▶ [Problem to work on]:
Work out how many lines include "beslutet" and answer with that number only.

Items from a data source
## Start
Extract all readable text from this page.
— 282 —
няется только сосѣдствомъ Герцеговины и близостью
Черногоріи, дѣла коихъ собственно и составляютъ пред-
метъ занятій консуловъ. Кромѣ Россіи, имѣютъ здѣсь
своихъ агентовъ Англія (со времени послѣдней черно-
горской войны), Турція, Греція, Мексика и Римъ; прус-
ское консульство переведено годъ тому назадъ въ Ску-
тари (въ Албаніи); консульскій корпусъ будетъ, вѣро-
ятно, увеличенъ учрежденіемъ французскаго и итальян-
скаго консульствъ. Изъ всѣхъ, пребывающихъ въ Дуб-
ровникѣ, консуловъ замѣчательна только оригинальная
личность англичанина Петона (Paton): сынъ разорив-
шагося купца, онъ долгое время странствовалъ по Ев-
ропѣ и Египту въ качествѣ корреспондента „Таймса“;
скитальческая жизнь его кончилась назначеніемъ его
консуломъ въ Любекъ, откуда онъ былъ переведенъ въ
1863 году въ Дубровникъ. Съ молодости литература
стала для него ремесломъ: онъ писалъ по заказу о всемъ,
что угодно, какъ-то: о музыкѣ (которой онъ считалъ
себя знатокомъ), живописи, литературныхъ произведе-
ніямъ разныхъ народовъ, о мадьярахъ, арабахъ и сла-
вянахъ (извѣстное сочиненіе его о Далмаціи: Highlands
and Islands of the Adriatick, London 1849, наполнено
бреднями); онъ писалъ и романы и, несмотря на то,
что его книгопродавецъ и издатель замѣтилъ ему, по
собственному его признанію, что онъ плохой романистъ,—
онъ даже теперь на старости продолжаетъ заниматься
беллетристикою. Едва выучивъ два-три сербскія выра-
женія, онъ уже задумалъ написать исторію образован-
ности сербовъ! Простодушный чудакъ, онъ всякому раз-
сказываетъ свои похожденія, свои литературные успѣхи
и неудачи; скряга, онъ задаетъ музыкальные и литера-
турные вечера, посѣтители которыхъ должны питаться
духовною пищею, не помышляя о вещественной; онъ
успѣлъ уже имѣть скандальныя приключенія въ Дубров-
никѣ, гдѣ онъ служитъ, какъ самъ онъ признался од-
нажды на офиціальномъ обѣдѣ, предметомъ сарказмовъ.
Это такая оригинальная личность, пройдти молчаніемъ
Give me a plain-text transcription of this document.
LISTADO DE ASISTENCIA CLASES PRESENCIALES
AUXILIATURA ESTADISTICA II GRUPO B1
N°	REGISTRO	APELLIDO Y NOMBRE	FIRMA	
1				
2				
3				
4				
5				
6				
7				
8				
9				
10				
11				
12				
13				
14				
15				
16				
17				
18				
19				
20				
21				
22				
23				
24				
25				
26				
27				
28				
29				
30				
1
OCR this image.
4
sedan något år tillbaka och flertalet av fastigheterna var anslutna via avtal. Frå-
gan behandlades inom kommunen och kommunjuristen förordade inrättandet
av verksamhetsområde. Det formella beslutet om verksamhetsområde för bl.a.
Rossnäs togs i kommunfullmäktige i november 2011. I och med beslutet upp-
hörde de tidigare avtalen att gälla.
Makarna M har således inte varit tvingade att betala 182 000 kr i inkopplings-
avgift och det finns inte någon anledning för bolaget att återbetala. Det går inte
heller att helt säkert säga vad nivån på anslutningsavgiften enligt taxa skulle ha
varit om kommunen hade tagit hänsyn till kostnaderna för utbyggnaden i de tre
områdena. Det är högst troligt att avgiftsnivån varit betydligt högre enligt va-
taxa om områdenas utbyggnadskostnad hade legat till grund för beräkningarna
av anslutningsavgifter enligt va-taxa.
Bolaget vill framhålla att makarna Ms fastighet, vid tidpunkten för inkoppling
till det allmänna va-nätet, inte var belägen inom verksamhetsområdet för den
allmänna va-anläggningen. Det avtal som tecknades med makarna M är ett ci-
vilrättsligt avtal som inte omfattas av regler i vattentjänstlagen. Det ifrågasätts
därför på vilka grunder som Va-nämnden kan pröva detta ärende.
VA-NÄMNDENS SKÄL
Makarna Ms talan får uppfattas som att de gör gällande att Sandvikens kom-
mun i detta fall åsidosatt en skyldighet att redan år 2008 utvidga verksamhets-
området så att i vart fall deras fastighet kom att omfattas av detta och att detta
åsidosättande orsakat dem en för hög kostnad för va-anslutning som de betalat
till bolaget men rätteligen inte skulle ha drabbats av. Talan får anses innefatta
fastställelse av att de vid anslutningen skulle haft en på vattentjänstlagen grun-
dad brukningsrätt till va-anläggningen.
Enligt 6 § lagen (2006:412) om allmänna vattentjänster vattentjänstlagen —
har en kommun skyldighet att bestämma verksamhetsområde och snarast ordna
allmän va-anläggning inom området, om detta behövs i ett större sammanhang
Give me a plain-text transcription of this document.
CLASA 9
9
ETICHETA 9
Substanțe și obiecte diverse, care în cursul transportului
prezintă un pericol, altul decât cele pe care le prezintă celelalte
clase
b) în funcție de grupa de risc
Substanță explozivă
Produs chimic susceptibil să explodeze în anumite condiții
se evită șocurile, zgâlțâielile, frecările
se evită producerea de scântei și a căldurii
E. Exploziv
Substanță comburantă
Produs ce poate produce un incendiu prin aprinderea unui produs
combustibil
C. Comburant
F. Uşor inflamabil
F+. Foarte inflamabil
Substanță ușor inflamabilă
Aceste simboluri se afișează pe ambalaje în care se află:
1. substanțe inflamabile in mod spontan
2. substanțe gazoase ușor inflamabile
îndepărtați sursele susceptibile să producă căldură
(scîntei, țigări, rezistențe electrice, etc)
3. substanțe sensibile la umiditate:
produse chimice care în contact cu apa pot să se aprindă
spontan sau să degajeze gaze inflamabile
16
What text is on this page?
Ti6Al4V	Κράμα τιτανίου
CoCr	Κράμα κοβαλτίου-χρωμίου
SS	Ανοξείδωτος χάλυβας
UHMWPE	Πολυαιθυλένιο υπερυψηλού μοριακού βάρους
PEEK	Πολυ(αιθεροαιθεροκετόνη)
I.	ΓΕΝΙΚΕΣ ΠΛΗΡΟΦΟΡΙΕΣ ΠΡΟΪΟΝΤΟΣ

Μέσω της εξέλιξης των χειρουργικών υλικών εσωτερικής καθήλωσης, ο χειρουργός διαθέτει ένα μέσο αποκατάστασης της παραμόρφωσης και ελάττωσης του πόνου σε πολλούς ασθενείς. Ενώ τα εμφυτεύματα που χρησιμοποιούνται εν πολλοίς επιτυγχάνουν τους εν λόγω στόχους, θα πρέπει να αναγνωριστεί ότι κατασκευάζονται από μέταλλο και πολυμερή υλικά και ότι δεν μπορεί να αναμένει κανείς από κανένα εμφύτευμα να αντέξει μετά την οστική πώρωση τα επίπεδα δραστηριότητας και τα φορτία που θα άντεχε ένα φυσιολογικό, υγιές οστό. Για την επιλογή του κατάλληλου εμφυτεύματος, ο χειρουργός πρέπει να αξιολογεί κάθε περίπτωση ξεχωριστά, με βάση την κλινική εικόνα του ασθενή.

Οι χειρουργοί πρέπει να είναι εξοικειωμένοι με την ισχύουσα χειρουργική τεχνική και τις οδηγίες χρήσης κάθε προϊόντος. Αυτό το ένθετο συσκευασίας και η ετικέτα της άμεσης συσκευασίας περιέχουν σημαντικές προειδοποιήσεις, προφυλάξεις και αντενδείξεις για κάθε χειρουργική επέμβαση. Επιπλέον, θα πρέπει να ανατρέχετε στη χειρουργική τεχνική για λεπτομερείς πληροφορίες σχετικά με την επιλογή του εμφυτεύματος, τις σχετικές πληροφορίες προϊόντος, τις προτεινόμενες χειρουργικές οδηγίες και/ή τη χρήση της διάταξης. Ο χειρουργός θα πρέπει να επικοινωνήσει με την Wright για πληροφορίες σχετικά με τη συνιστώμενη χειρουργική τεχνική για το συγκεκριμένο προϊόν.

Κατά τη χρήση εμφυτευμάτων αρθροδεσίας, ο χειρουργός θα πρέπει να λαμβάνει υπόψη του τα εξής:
## End
▶ [Response for this exercise]:
2